Exclude all pictures, then copy each of the records exactly as written.

■ **DATASET EXTRACT**
+++
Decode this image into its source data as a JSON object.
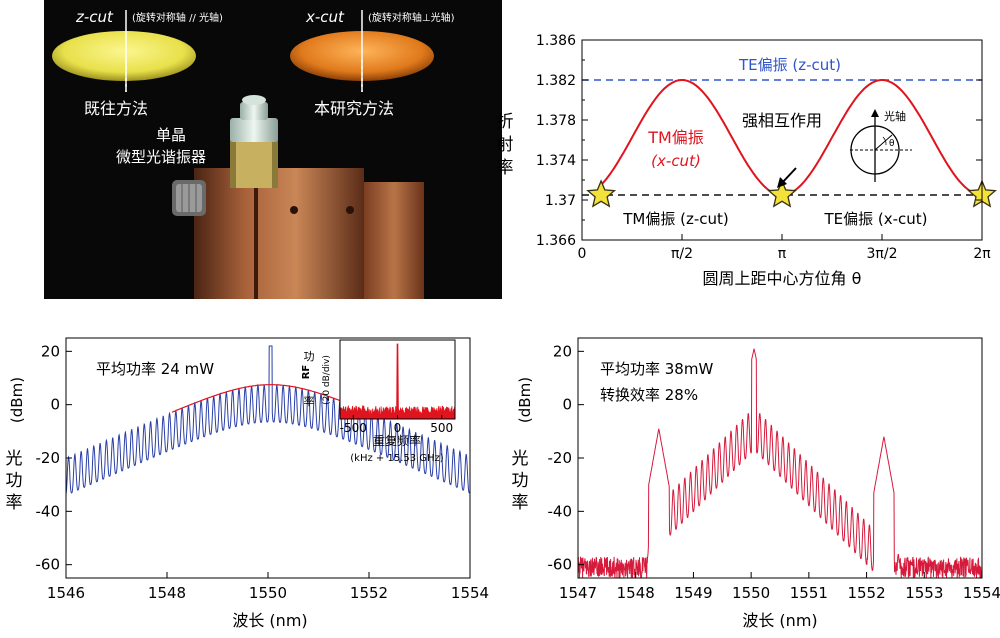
{
  "photo": {
    "zcut_label": "z-cut",
    "zcut_note": "(旋转对称轴 // 光轴)",
    "xcut_label": "x-cut",
    "xcut_note": "(旋转对称轴⊥光轴)",
    "left_caption": "既往方法",
    "right_caption": "本研究方法",
    "resonator_line1": "单晶",
    "resonator_line2": "微型光谐振器",
    "colors": {
      "zcut_disk": "#e8e04a",
      "xcut_disk": "#e07a1c",
      "background": "#0a0a0a",
      "mount": "#a85a30"
    }
  },
  "chart_data": [
    {
      "type": "line",
      "title": "",
      "xlabel": "圆周上距中心方位角 θ",
      "ylabel": "折射率",
      "ylim": [
        1.366,
        1.386
      ],
      "xlim": [
        0,
        6.2832
      ],
      "yticks": [
        "1.366",
        "1.37",
        "1.374",
        "1.378",
        "1.382",
        "1.386"
      ],
      "xticks": [
        "0",
        "π/2",
        "π",
        "3π/2",
        "2π"
      ],
      "xtick_values": [
        0,
        1.5708,
        3.1416,
        4.7124,
        6.2832
      ],
      "ytick_values": [
        1.366,
        1.37,
        1.374,
        1.378,
        1.382,
        1.386
      ],
      "series": [
        {
          "name": "TE偏振 (z-cut)",
          "style": "dashed",
          "color": "#2f55c8",
          "constant": 1.382
        },
        {
          "name": "TM偏振 (z-cut)",
          "style": "dashed",
          "color": "#111111",
          "constant": 1.3705
        },
        {
          "name": "TM偏振 (x-cut)",
          "style": "solid",
          "color": "#e0141e",
          "x": [
            0.3,
            0.6,
            0.9,
            1.2,
            1.5708,
            1.9,
            2.2,
            2.5,
            2.8,
            3.1416,
            3.5,
            3.8,
            4.1,
            4.4,
            4.7124,
            5.0,
            5.3,
            5.6,
            5.9,
            6.2832
          ],
          "y": [
            1.3705,
            1.3725,
            1.3765,
            1.3805,
            1.382,
            1.3805,
            1.3765,
            1.3725,
            1.3707,
            1.3705,
            1.3712,
            1.3755,
            1.3795,
            1.3818,
            1.382,
            1.3808,
            1.3768,
            1.3725,
            1.3707,
            1.3705
          ]
        }
      ],
      "markers": [
        {
          "label": "star",
          "x": 0.3,
          "y": 1.3705
        },
        {
          "label": "star",
          "x": 3.1416,
          "y": 1.3705
        },
        {
          "label": "star",
          "x": 6.2832,
          "y": 1.3705
        }
      ],
      "annotations": {
        "te_z": "TE偏振 (z-cut)",
        "tm_x_line1": "TM偏振",
        "tm_x_line2": "(x-cut)",
        "strong": "强相互作用",
        "optic_axis": "光轴",
        "theta": "θ",
        "tm_z": "TM偏振 (z-cut)",
        "te_x": "TE偏振 (x-cut)"
      },
      "ylabel_chars": [
        "折",
        "射",
        "率"
      ]
    },
    {
      "type": "line",
      "title": "",
      "xlabel": "波长 (nm)",
      "ylabel": "光功率 (dBm)",
      "ylabel_chars": [
        "光",
        "功",
        "率"
      ],
      "ylabel_unit": "(dBm)",
      "xlim": [
        1546,
        1554
      ],
      "ylim": [
        -65,
        25
      ],
      "xticks": [
        "1546",
        "1548",
        "1550",
        "1552",
        "1554"
      ],
      "xtick_values": [
        1546,
        1548,
        1550,
        1552,
        1554
      ],
      "yticks": [
        "20",
        "0",
        "-20",
        "-40",
        "-60"
      ],
      "ytick_values": [
        20,
        0,
        -20,
        -40,
        -60
      ],
      "annotation": "平均功率 24 mW",
      "series": [
        {
          "name": "spectrum",
          "color": "#2a3fa8",
          "center": 1550.05,
          "peak": 7.5,
          "width": 1.05,
          "comb_spacing": 0.125,
          "noise_floor": -60
        },
        {
          "name": "sech2 fit",
          "color": "#e0141e",
          "center": 1550.05,
          "peak": 7.5,
          "width": 1.05,
          "range": [
            1548.1,
            1552.2
          ]
        }
      ],
      "inset": {
        "ylabel_line1": "RF",
        "ylabel_line2": "功",
        "ylabel_line3": "率",
        "ylabel_unit": "(20 dB/div)",
        "xlabel_line1": "重复频率",
        "xlabel_line2": "(kHz + 15.53 GHz)",
        "xticks": [
          "-500",
          "0",
          "500"
        ],
        "xtick_values": [
          -500,
          0,
          500
        ],
        "xlim": [
          -650,
          650
        ],
        "color": "#e0141e"
      }
    },
    {
      "type": "line",
      "title": "",
      "xlabel": "波长 (nm)",
      "ylabel": "光功率 (dBm)",
      "ylabel_chars": [
        "光",
        "功",
        "率"
      ],
      "ylabel_unit": "(dBm)",
      "xlim": [
        1547,
        1554
      ],
      "ylim": [
        -65,
        25
      ],
      "xticks": [
        "1547",
        "1548",
        "1549",
        "1550",
        "1551",
        "1552",
        "1553",
        "1554"
      ],
      "xtick_values": [
        1547,
        1548,
        1549,
        1550,
        1551,
        1552,
        1553,
        1554
      ],
      "yticks": [
        "20",
        "0",
        "-20",
        "-40",
        "-60"
      ],
      "ytick_values": [
        20,
        0,
        -20,
        -40,
        -60
      ],
      "annotation_line1": "平均功率 38mW",
      "annotation_line2": "转换效率 28%",
      "series": [
        {
          "name": "spectrum",
          "color": "#d61a3c",
          "center": 1550.05,
          "peak": 21,
          "side_peaks": [
            [
              1548.4,
              -9
            ],
            [
              1552.3,
              -12
            ]
          ],
          "noise_floor": -60
        }
      ]
    }
  ]
}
+++
■ **OUTPUT FOR THIS TASK**
Decode this image into its source data as a JSON object.
{
  "photo": {
    "zcut_label": "z-cut",
    "zcut_note": "(旋转对称轴 // 光轴)",
    "xcut_label": "x-cut",
    "xcut_note": "(旋转对称轴⊥光轴)",
    "left_caption": "既往方法",
    "right_caption": "本研究方法",
    "resonator_line1": "单晶",
    "resonator_line2": "微型光谐振器",
    "colors": {
      "zcut_disk": "#e8e04a",
      "xcut_disk": "#e07a1c",
      "background": "#0a0a0a",
      "mount": "#a85a30"
    }
  },
  "chart_data": [
    {
      "type": "line",
      "title": "",
      "xlabel": "圆周上距中心方位角 θ",
      "ylabel": "折射率",
      "ylim": [
        1.366,
        1.386
      ],
      "xlim": [
        0,
        6.2832
      ],
      "yticks": [
        "1.366",
        "1.37",
        "1.374",
        "1.378",
        "1.382",
        "1.386"
      ],
      "xticks": [
        "0",
        "π/2",
        "π",
        "3π/2",
        "2π"
      ],
      "xtick_values": [
        0,
        1.5708,
        3.1416,
        4.7124,
        6.2832
      ],
      "ytick_values": [
        1.366,
        1.37,
        1.374,
        1.378,
        1.382,
        1.386
      ],
      "series": [
        {
          "name": "TE偏振 (z-cut)",
          "style": "dashed",
          "color": "#2f55c8",
          "constant": 1.382
        },
        {
          "name": "TM偏振 (z-cut)",
          "style": "dashed",
          "color": "#111111",
          "constant": 1.3705
        },
        {
          "name": "TM偏振 (x-cut)",
          "style": "solid",
          "color": "#e0141e",
          "x": [
            0.3,
            0.6,
            0.9,
            1.2,
            1.5708,
            1.9,
            2.2,
            2.5,
            2.8,
            3.1416,
            3.5,
            3.8,
            4.1,
            4.4,
            4.7124,
            5.0,
            5.3,
            5.6,
            5.9,
            6.2832
          ],
          "y": [
            1.3705,
            1.3725,
            1.3765,
            1.3805,
            1.382,
            1.3805,
            1.3765,
            1.3725,
            1.3707,
            1.3705,
            1.3712,
            1.3755,
            1.3795,
            1.3818,
            1.382,
            1.3808,
            1.3768,
            1.3725,
            1.3707,
            1.3705
          ]
        }
      ],
      "markers": [
        {
          "label": "star",
          "x": 0.3,
          "y": 1.3705
        },
        {
          "label": "star",
          "x": 3.1416,
          "y": 1.3705
        },
        {
          "label": "star",
          "x": 6.2832,
          "y": 1.3705
        }
      ],
      "annotations": {
        "te_z": "TE偏振 (z-cut)",
        "tm_x_line1": "TM偏振",
        "tm_x_line2": "(x-cut)",
        "strong": "强相互作用",
        "optic_axis": "光轴",
        "theta": "θ",
        "tm_z": "TM偏振 (z-cut)",
        "te_x": "TE偏振 (x-cut)"
      },
      "ylabel_chars": [
        "折",
        "射",
        "率"
      ]
    },
    {
      "type": "line",
      "title": "",
      "xlabel": "波长 (nm)",
      "ylabel": "光功率 (dBm)",
      "ylabel_chars": [
        "光",
        "功",
        "率"
      ],
      "ylabel_unit": "(dBm)",
      "xlim": [
        1546,
        1554
      ],
      "ylim": [
        -65,
        25
      ],
      "xticks": [
        "1546",
        "1548",
        "1550",
        "1552",
        "1554"
      ],
      "xtick_values": [
        1546,
        1548,
        1550,
        1552,
        1554
      ],
      "yticks": [
        "20",
        "0",
        "-20",
        "-40",
        "-60"
      ],
      "ytick_values": [
        20,
        0,
        -20,
        -40,
        -60
      ],
      "annotation": "平均功率 24 mW",
      "series": [
        {
          "name": "spectrum",
          "color": "#2a3fa8",
          "center": 1550.05,
          "peak": 7.5,
          "width": 1.05,
          "comb_spacing": 0.125,
          "noise_floor": -60
        },
        {
          "name": "sech2 fit",
          "color": "#e0141e",
          "center": 1550.05,
          "peak": 7.5,
          "width": 1.05,
          "range": [
            1548.1,
            1552.2
          ]
        }
      ],
      "inset": {
        "ylabel_line1": "RF",
        "ylabel_line2": "功",
        "ylabel_line3": "率",
        "ylabel_unit": "(20 dB/div)",
        "xlabel_line1": "重复频率",
        "xlabel_line2": "(kHz + 15.53 GHz)",
        "xticks": [
          "-500",
          "0",
          "500"
        ],
        "xtick_values": [
          -500,
          0,
          500
        ],
        "xlim": [
          -650,
          650
        ],
        "color": "#e0141e"
      }
    },
    {
      "type": "line",
      "title": "",
      "xlabel": "波长 (nm)",
      "ylabel": "光功率 (dBm)",
      "ylabel_chars": [
        "光",
        "功",
        "率"
      ],
      "ylabel_unit": "(dBm)",
      "xlim": [
        1547,
        1554
      ],
      "ylim": [
        -65,
        25
      ],
      "xticks": [
        "1547",
        "1548",
        "1549",
        "1550",
        "1551",
        "1552",
        "1553",
        "1554"
      ],
      "xtick_values": [
        1547,
        1548,
        1549,
        1550,
        1551,
        1552,
        1553,
        1554
      ],
      "yticks": [
        "20",
        "0",
        "-20",
        "-40",
        "-60"
      ],
      "ytick_values": [
        20,
        0,
        -20,
        -40,
        -60
      ],
      "annotation_line1": "平均功率 38mW",
      "annotation_line2": "转换效率 28%",
      "series": [
        {
          "name": "spectrum",
          "color": "#d61a3c",
          "center": 1550.05,
          "peak": 21,
          "side_peaks": [
            [
              1548.4,
              -9
            ],
            [
              1552.3,
              -12
            ]
          ],
          "noise_floor": -60
        }
      ]
    }
  ]
}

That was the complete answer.